- **Dataset listings of figures**:
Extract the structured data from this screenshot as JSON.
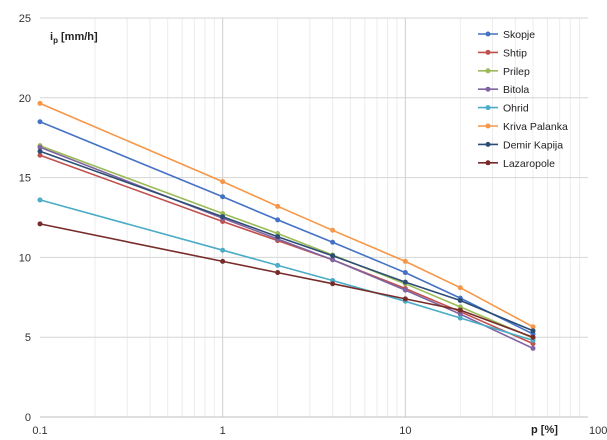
{
  "chart_data": {
    "type": "line",
    "x_scale": "log",
    "xlim": [
      0.1,
      100
    ],
    "ylim": [
      0,
      25
    ],
    "x_ticks": [
      0.1,
      1,
      10,
      100
    ],
    "x_tick_labels": [
      "0.1",
      "1",
      "10",
      "100"
    ],
    "y_ticks": [
      0,
      5,
      10,
      15,
      20,
      25
    ],
    "y_tick_labels": [
      "0",
      "5",
      "10",
      "15",
      "20",
      "25"
    ],
    "ylabel_main": "i",
    "ylabel_sub": "p",
    "ylabel_unit": " [mm/h]",
    "xlabel": "p [%]",
    "grid": "major-and-minor",
    "legend_position": "top-right",
    "x": [
      0.1,
      1,
      2,
      4,
      10,
      20,
      50
    ],
    "series": [
      {
        "name": "Skopje",
        "color": "#4472C4",
        "values": [
          18.5,
          13.8,
          12.35,
          10.95,
          9.05,
          7.45,
          5.2
        ]
      },
      {
        "name": "Shtip",
        "color": "#C0504D",
        "values": [
          16.4,
          12.25,
          11.05,
          9.85,
          8.05,
          6.6,
          4.6
        ]
      },
      {
        "name": "Prilep",
        "color": "#9BBB59",
        "values": [
          17.0,
          12.75,
          11.5,
          10.15,
          8.35,
          6.9,
          4.95
        ]
      },
      {
        "name": "Bitola",
        "color": "#8064A2",
        "values": [
          16.9,
          12.45,
          11.15,
          9.85,
          7.95,
          6.45,
          4.3
        ]
      },
      {
        "name": "Ohrid",
        "color": "#4BACC6",
        "values": [
          13.6,
          10.45,
          9.5,
          8.55,
          7.25,
          6.2,
          4.8
        ]
      },
      {
        "name": "Kriva Palanka",
        "color": "#F79646",
        "values": [
          19.65,
          14.75,
          13.2,
          11.7,
          9.75,
          8.1,
          5.65
        ]
      },
      {
        "name": "Demir Kapija",
        "color": "#2C4D75",
        "values": [
          16.65,
          12.55,
          11.3,
          10.1,
          8.45,
          7.3,
          5.4
        ]
      },
      {
        "name": "Lazaropole",
        "color": "#772C2A",
        "values": [
          12.1,
          9.75,
          9.05,
          8.35,
          7.4,
          6.7,
          5.0
        ]
      }
    ]
  }
}
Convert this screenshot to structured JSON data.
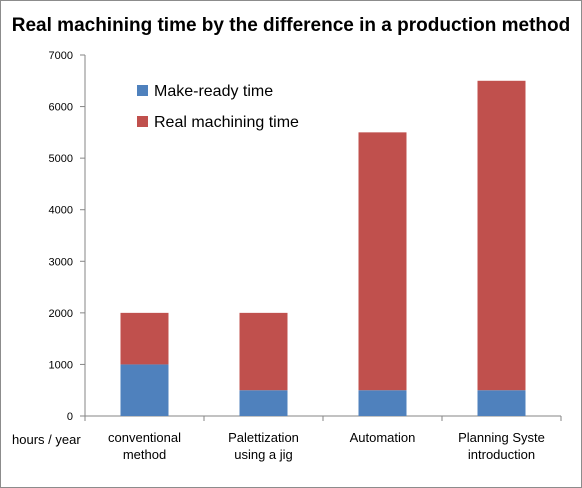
{
  "chart_data": {
    "type": "bar",
    "stacked": true,
    "title": "Real machining  time by the difference in a production  method",
    "unit_label": "hours / year",
    "xlabel": "",
    "ylabel": "",
    "ylim": [
      0,
      7000
    ],
    "yticks": [
      0,
      1000,
      2000,
      3000,
      4000,
      5000,
      6000,
      7000
    ],
    "grid": false,
    "legend_position": "top-left",
    "categories": [
      [
        "conventional",
        "method"
      ],
      [
        "Palettization",
        "using a jig"
      ],
      [
        "Automation"
      ],
      [
        "Planning Syste",
        "introduction"
      ]
    ],
    "series": [
      {
        "name": "Make-ready time",
        "color": "#4f81bd",
        "values": [
          1000,
          500,
          500,
          500
        ]
      },
      {
        "name": "Real machining time",
        "color": "#c0504d",
        "values": [
          1000,
          1500,
          5000,
          6000
        ]
      }
    ]
  }
}
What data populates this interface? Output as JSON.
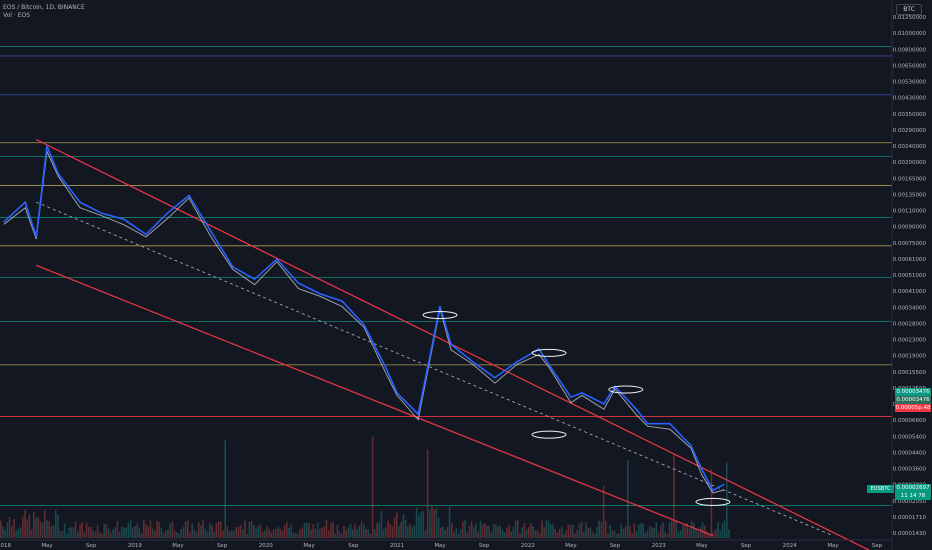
{
  "header": {
    "symbol_line": "EOS / Bitcoin, 1D, BINANCE",
    "volume_line": "Vol · EOS"
  },
  "axis": {
    "currency_button": "BTC"
  },
  "badges": {
    "pair_tag": "EOSBTC",
    "price_main": "0.00003476",
    "price_secondary": "0.00003476",
    "price_red": "0.00005p.48",
    "price_last": "0.00002697",
    "countdown": "11 14 78"
  },
  "colors": {
    "background": "#131722",
    "channel": "#f23645",
    "price_line": "#2962ff",
    "price_line_white": "#c8cdd8",
    "level_green": "#089981",
    "level_yellow": "#c9b458",
    "level_blue": "#3f51b5",
    "ellipse": "#f0f0f0"
  },
  "chart_data": {
    "type": "line",
    "scale": "log",
    "y_tick_labels": [
      "0.01250000",
      "0.01000000",
      "0.00800000",
      "0.00650000",
      "0.00530000",
      "0.00430000",
      "0.00350000",
      "0.00290000",
      "0.00240000",
      "0.00200000",
      "0.00165000",
      "0.00135000",
      "0.00110000",
      "0.00090000",
      "0.00075000",
      "0.00061000",
      "0.00051000",
      "0.00041000",
      "0.00034000",
      "0.00028000",
      "0.00023000",
      "0.00019000",
      "0.00015500",
      "0.00012500",
      "0.00010000",
      "0.00006600",
      "0.00005400",
      "0.00004400",
      "0.00003600",
      "0.00003000",
      "0.00002050",
      "0.00001710",
      "0.00001430"
    ],
    "x_tick_labels": [
      "2018",
      "May",
      "Sep",
      "2019",
      "May",
      "Sep",
      "2020",
      "May",
      "Sep",
      "2021",
      "May",
      "Sep",
      "2022",
      "May",
      "Sep",
      "2023",
      "May",
      "Sep",
      "2024",
      "May",
      "Sep"
    ],
    "price_series": {
      "name": "EOS / Bitcoin",
      "dates": [
        "2018-01",
        "2018-03",
        "2018-04",
        "2018-05",
        "2018-06",
        "2018-08",
        "2018-10",
        "2018-12",
        "2019-02",
        "2019-04",
        "2019-06",
        "2019-08",
        "2019-10",
        "2019-12",
        "2020-02",
        "2020-04",
        "2020-06",
        "2020-08",
        "2020-10",
        "2020-12",
        "2021-01",
        "2021-03",
        "2021-05",
        "2021-06",
        "2021-08",
        "2021-10",
        "2021-12",
        "2022-02",
        "2022-03",
        "2022-05",
        "2022-06",
        "2022-08",
        "2022-09",
        "2022-11",
        "2022-12",
        "2023-02",
        "2023-04",
        "2023-05",
        "2023-06",
        "2023-07"
      ],
      "values": [
        0.00085,
        0.0011,
        0.0007,
        0.0023,
        0.0016,
        0.0011,
        0.00095,
        0.00088,
        0.00072,
        0.00095,
        0.0012,
        0.00075,
        0.00047,
        0.0004,
        0.00052,
        0.00038,
        0.00033,
        0.0003,
        0.00022,
        0.000125,
        9e-05,
        6.8e-05,
        0.00028,
        0.00017,
        0.000135,
        0.00011,
        0.000135,
        0.00016,
        0.00013,
        8.5e-05,
        9e-05,
        7.8e-05,
        9.8e-05,
        7.2e-05,
        6e-05,
        6e-05,
        4.5e-05,
        3.3e-05,
        2.5e-05,
        2.7e-05
      ]
    },
    "horizontal_levels": [
      {
        "value": 0.0085,
        "color": "green"
      },
      {
        "value": 0.0075,
        "color": "blue"
      },
      {
        "value": 0.0045,
        "color": "blue"
      },
      {
        "value": 0.0024,
        "color": "yellow"
      },
      {
        "value": 0.002,
        "color": "green"
      },
      {
        "value": 0.00137,
        "color": "yellow"
      },
      {
        "value": 0.0009,
        "color": "green"
      },
      {
        "value": 0.00062,
        "color": "yellow"
      },
      {
        "value": 0.00041,
        "color": "green"
      },
      {
        "value": 0.00023,
        "color": "green"
      },
      {
        "value": 0.00013,
        "color": "yellow"
      },
      {
        "value": 6.6e-05,
        "color": "red"
      },
      {
        "value": 2.05e-05,
        "color": "green"
      }
    ],
    "channel_upper": {
      "from": [
        "2018-04",
        0.0025
      ],
      "to": [
        "2023-11",
        2.2e-05
      ]
    },
    "channel_lower": {
      "from": [
        "2018-04",
        0.00048
      ],
      "to": [
        "2023-06",
        1.38e-05
      ]
    },
    "midline": {
      "from": [
        "2018-04",
        0.0011
      ],
      "to": [
        "2024-05",
        1.38e-05
      ]
    },
    "ellipses": [
      {
        "date": "2021-05",
        "value": 0.00025
      },
      {
        "date": "2022-03",
        "value": 0.000152
      },
      {
        "date": "2022-03",
        "value": 5.2e-05
      },
      {
        "date": "2022-10",
        "value": 9.4e-05
      },
      {
        "date": "2023-06",
        "value": 2.15e-05
      }
    ],
    "grid": false
  }
}
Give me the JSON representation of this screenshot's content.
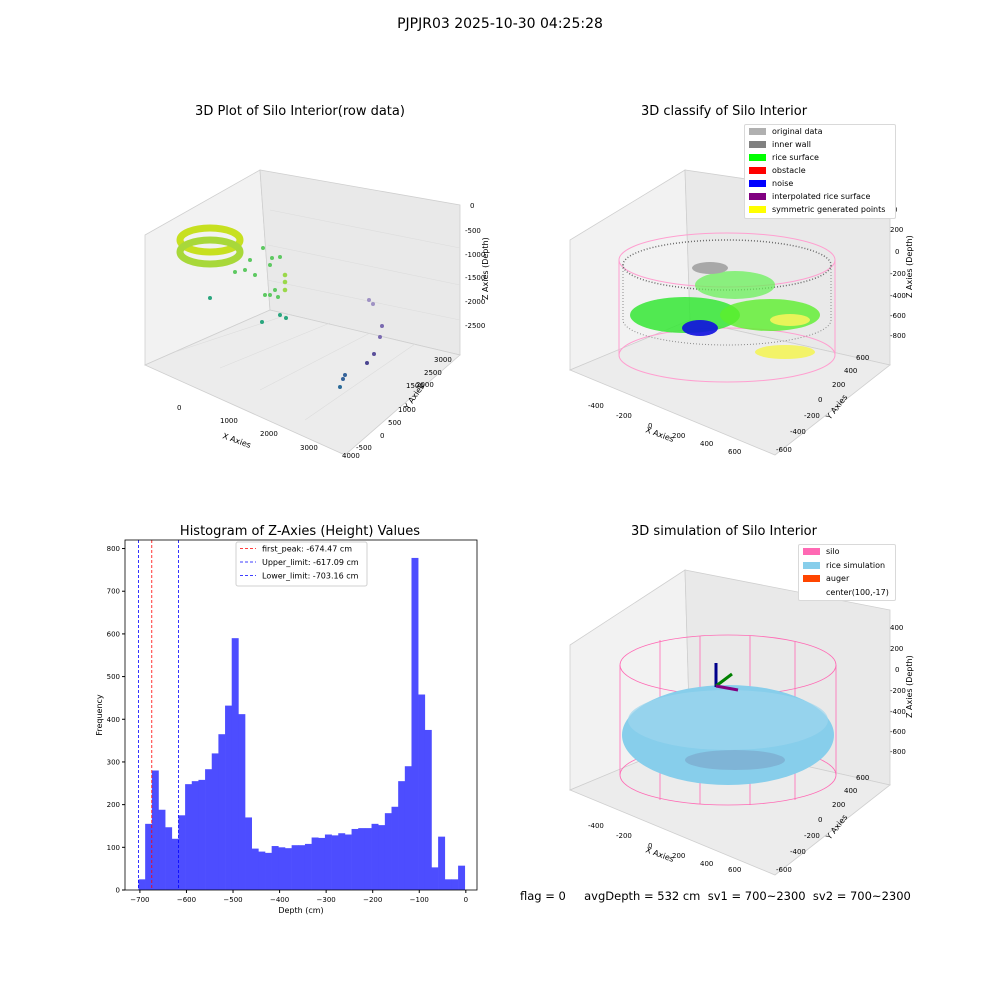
{
  "suptitle": "PJPJR03 2025-10-30 04:25:28",
  "panel1": {
    "title": "3D Plot of Silo Interior(row data)",
    "xlabel": "X Axies",
    "ylabel": "Y Axies",
    "zlabel": "Z Axies (Depth)",
    "xticks": [
      "0",
      "1000",
      "2000",
      "3000",
      "4000"
    ],
    "yticks": [
      "-500",
      "0",
      "500",
      "1000",
      "1500",
      "2000",
      "2500",
      "3000"
    ],
    "zticks": [
      "0",
      "-500",
      "-1000",
      "-1500",
      "-2000",
      "-2500"
    ]
  },
  "panel2": {
    "title": "3D classify of Silo Interior",
    "xlabel": "X Axies",
    "ylabel": "Y Axies",
    "zlabel": "Z Axies (Depth)",
    "xticks": [
      "-400",
      "-200",
      "0",
      "200",
      "400",
      "600"
    ],
    "yticks": [
      "-600",
      "-400",
      "-200",
      "0",
      "200",
      "400",
      "600"
    ],
    "zticks": [
      "200",
      "0",
      "-200",
      "-400",
      "-600",
      "-800"
    ],
    "zticks_top": "0",
    "legend": [
      {
        "label": "original data",
        "color": "#b0b0b0"
      },
      {
        "label": "inner wall",
        "color": "#808080"
      },
      {
        "label": "rice surface",
        "color": "#00ff00"
      },
      {
        "label": "obstacle",
        "color": "#ff0000"
      },
      {
        "label": "noise",
        "color": "#0000ff"
      },
      {
        "label": "interpolated rice surface",
        "color": "#800080"
      },
      {
        "label": "symmetric generated points",
        "color": "#ffff00"
      }
    ]
  },
  "panel3": {
    "title": "Histogram of Z-Axies (Height) Values"
  },
  "panel4": {
    "title": "3D simulation of Silo Interior",
    "xlabel": "X Axies",
    "ylabel": "Y Axies",
    "zlabel": "Z Axies (Depth)",
    "xticks": [
      "-400",
      "-200",
      "0",
      "200",
      "400",
      "600"
    ],
    "yticks": [
      "-600",
      "-400",
      "-200",
      "0",
      "200",
      "400",
      "600"
    ],
    "zticks": [
      "400",
      "200",
      "0",
      "-200",
      "-400",
      "-600",
      "-800"
    ],
    "legend": [
      {
        "label": "silo",
        "color": "#ff69b4"
      },
      {
        "label": "rice simulation",
        "color": "#87ceeb"
      },
      {
        "label": "auger",
        "color": "#ff4500"
      },
      {
        "label": "center(100,-17)",
        "color": ""
      }
    ]
  },
  "status": "flag = 0     avgDepth = 532 cm  sv1 = 700~2300  sv2 = 700~2300",
  "chart_data": [
    {
      "type": "bar",
      "title": "Histogram of Z-Axies (Height) Values",
      "xlabel": "Depth (cm)",
      "ylabel": "Frequency",
      "xlim": [
        -732,
        24
      ],
      "ylim": [
        0,
        820
      ],
      "xticks": [
        -700,
        -600,
        -500,
        -400,
        -300,
        -200,
        -100,
        0
      ],
      "yticks": [
        0,
        100,
        200,
        300,
        400,
        500,
        600,
        700,
        800
      ],
      "bar_color": "#4d4dff",
      "bin_start": -703,
      "bin_width": 14.3,
      "values": [
        25,
        155,
        280,
        188,
        147,
        120,
        175,
        248,
        255,
        258,
        283,
        320,
        365,
        432,
        590,
        412,
        170,
        97,
        90,
        87,
        103,
        100,
        98,
        105,
        105,
        108,
        123,
        122,
        130,
        128,
        133,
        130,
        143,
        145,
        145,
        155,
        152,
        180,
        195,
        255,
        290,
        778,
        458,
        375,
        53,
        125,
        25,
        25,
        57
      ],
      "vlines": [
        {
          "label": "first_peak: -674.47 cm",
          "x": -674.47,
          "color": "#ff0000"
        },
        {
          "label": "Upper_limit: -617.09 cm",
          "x": -617.09,
          "color": "#0000ff"
        },
        {
          "label": "Lower_limit: -703.16 cm",
          "x": -703.16,
          "color": "#0000ff"
        }
      ],
      "legend_position": "top-center"
    }
  ]
}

- **Exercise instructions**: Go through the records and copy each line with "screenshot" in it.

- **Final result**:
Extract the structured data from this screenshot as JSON.
Convert this screenshot to structured JSON data.
Give me the JSON representation of this screenshot's content.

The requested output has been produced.